Exercise goal: Search the listing for the string "Vegas" and copy every line that contains it.

Given entries:
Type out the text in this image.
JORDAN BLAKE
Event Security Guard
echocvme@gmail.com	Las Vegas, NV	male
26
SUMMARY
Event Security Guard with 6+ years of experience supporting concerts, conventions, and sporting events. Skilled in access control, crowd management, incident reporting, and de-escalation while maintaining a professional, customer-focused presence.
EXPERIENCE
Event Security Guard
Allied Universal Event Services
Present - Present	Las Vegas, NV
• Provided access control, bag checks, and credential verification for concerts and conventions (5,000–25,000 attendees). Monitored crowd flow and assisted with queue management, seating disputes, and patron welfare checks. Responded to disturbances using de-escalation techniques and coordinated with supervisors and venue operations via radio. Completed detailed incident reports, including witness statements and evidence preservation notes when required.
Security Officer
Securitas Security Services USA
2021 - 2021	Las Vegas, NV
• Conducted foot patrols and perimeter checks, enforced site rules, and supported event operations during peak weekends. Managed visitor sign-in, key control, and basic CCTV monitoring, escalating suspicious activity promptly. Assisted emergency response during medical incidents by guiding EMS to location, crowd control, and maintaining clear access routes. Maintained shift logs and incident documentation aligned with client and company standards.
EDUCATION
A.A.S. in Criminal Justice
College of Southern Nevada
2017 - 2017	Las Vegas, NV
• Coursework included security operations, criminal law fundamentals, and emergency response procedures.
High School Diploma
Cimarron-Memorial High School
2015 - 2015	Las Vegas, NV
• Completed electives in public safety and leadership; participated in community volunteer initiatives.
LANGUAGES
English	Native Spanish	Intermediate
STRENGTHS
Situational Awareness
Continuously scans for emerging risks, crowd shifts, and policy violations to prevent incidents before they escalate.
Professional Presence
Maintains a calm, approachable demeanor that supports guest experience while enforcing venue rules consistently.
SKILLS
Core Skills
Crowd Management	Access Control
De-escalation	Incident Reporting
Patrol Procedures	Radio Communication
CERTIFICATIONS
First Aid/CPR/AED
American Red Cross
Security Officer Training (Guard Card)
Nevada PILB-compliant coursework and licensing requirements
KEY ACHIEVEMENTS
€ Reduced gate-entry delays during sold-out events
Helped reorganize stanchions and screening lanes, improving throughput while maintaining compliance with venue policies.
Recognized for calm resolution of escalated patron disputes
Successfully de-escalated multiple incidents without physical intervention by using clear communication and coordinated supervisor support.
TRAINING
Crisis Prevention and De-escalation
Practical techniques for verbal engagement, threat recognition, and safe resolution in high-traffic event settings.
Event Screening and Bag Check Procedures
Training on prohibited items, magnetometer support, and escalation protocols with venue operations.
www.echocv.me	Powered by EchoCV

Task answer:
echocvme@gmail.com	Las Vegas, NV	male
Present - Present	Las Vegas, NV
2021 - 2021	Las Vegas, NV
2017 - 2017	Las Vegas, NV
2015 - 2015	Las Vegas, NV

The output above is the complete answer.